▸ **Task data**
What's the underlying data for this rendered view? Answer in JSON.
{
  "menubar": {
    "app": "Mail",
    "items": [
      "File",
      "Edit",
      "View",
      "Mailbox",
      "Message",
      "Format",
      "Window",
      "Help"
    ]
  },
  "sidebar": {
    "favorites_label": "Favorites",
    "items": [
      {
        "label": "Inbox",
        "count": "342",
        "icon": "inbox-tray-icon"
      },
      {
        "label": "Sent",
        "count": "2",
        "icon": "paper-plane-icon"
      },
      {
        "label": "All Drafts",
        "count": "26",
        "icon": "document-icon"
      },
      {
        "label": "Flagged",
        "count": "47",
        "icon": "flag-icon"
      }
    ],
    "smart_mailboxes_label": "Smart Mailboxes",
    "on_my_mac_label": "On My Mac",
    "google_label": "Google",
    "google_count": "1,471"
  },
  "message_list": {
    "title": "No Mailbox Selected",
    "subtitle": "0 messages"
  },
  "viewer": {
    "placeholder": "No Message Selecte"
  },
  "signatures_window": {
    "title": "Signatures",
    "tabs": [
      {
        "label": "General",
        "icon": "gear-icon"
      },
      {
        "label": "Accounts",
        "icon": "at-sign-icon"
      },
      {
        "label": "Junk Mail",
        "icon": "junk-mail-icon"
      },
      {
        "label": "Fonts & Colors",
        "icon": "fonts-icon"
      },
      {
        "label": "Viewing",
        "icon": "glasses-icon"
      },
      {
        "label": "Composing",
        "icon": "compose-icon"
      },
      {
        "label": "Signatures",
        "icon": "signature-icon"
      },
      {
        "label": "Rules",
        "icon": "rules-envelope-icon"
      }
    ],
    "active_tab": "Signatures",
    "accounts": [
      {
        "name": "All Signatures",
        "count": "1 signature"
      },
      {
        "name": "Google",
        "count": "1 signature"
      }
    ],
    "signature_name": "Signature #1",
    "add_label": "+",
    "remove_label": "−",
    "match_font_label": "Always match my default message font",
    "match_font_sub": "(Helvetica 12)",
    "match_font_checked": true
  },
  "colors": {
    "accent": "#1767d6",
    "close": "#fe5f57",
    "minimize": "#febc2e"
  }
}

▸ **Given instruction**
Where a line above contains the word "icon", copy that line.

▸ **Output for this task**
        "icon": "inbox-tray-icon"
        "icon": "paper-plane-icon"
        "icon": "document-icon"
        "icon": "flag-icon"
        "icon": "gear-icon"
        "icon": "at-sign-icon"
        "icon": "junk-mail-icon"
        "icon": "fonts-icon"
        "icon": "glasses-icon"
        "icon": "compose-icon"
        "icon": "signature-icon"
        "icon": "rules-envelope-icon"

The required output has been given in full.